● THE REQUEST
Lines that contain the string "name" are to be copied; leave out all others.

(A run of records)
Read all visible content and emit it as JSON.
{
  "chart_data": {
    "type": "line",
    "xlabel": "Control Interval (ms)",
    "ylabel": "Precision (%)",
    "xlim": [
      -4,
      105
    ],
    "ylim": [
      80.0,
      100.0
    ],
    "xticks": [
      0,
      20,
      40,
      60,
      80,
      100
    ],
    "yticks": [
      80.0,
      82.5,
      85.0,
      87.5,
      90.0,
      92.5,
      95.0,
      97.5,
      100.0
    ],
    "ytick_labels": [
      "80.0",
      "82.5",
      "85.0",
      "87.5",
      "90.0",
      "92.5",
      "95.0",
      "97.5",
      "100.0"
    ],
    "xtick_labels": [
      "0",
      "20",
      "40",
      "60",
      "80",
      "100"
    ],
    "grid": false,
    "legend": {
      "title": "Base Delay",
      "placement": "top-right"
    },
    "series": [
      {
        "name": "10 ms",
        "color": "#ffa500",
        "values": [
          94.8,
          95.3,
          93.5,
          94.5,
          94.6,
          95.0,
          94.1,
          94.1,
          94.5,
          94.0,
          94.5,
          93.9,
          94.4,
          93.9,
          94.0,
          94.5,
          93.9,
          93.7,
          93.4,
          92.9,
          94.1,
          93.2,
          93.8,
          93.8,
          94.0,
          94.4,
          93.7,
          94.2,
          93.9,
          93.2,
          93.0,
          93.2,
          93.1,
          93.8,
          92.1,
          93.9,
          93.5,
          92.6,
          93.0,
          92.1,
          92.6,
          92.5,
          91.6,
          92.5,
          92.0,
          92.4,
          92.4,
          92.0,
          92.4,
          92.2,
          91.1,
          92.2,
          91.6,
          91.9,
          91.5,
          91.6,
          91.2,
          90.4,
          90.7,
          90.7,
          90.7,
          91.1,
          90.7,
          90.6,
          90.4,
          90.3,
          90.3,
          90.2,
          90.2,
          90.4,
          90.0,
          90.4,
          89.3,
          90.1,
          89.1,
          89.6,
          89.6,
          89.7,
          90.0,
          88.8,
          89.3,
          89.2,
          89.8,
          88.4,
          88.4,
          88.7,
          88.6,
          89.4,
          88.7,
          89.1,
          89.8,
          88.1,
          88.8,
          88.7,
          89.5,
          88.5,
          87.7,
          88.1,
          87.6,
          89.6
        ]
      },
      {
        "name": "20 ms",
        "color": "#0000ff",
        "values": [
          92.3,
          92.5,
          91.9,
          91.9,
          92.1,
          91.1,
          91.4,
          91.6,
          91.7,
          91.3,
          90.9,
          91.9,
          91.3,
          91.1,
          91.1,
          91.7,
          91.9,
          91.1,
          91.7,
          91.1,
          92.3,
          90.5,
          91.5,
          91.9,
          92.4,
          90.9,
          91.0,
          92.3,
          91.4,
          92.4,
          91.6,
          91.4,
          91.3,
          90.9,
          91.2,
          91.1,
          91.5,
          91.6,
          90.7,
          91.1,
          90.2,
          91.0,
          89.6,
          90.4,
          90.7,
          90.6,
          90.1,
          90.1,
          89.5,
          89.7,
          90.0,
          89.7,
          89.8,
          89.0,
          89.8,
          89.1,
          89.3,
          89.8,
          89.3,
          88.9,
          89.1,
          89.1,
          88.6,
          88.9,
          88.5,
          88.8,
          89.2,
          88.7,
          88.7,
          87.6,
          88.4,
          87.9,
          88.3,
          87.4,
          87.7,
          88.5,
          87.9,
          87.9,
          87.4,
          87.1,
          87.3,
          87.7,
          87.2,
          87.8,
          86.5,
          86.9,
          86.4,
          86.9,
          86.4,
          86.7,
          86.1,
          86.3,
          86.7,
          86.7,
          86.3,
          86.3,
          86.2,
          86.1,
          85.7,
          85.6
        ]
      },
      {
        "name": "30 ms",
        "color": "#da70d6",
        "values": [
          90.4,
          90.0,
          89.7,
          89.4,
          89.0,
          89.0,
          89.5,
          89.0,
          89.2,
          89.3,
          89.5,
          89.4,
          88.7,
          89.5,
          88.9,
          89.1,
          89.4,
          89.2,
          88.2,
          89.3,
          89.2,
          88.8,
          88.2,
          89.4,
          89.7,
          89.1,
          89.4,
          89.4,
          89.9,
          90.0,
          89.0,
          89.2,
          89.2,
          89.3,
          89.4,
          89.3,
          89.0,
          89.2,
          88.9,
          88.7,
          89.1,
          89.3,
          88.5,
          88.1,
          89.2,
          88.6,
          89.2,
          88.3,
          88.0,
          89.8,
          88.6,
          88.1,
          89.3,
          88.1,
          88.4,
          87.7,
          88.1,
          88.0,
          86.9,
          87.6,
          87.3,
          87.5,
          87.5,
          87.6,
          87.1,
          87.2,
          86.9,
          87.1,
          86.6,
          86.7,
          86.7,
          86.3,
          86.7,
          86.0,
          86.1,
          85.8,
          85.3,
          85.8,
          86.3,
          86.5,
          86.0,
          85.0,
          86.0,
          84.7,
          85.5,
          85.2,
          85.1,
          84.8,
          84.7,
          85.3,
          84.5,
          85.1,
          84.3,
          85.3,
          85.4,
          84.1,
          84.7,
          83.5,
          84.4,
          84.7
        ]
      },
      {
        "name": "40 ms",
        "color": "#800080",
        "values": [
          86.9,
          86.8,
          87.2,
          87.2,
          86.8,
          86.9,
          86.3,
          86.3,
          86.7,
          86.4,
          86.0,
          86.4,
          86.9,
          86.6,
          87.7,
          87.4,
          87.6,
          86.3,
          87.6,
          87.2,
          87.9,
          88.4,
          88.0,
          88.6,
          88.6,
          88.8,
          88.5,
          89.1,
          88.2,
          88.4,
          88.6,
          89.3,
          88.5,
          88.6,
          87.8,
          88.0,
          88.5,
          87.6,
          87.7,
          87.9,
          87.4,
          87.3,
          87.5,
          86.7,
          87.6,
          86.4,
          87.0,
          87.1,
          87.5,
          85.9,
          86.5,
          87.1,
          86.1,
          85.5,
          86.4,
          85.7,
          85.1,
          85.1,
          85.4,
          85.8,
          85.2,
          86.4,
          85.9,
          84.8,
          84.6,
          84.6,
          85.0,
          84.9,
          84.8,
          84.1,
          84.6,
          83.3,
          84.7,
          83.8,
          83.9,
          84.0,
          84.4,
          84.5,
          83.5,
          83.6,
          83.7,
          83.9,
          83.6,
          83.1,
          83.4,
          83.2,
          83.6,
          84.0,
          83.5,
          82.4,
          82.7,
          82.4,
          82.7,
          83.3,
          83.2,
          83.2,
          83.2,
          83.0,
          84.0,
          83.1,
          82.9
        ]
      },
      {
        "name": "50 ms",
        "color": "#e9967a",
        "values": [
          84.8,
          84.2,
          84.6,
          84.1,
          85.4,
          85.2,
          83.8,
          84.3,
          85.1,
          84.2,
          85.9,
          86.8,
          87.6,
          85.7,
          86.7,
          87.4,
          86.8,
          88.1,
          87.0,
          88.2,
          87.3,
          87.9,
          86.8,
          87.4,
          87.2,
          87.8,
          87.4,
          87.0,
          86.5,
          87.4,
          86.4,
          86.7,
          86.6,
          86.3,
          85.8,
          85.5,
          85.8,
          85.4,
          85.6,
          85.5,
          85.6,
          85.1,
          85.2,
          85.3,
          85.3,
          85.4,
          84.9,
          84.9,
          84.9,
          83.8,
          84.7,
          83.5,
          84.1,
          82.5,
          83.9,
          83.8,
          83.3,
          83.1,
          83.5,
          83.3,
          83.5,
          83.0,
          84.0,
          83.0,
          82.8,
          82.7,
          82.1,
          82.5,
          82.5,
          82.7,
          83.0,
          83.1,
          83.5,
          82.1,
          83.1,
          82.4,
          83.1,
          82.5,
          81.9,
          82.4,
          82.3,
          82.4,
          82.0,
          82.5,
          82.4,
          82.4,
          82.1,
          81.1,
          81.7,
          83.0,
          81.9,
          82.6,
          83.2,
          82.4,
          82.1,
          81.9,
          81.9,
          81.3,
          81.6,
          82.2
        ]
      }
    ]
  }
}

● FINAL ANSWER
        "name": "10 ms",
        "name": "20 ms",
        "name": "30 ms",
        "name": "40 ms",
        "name": "50 ms",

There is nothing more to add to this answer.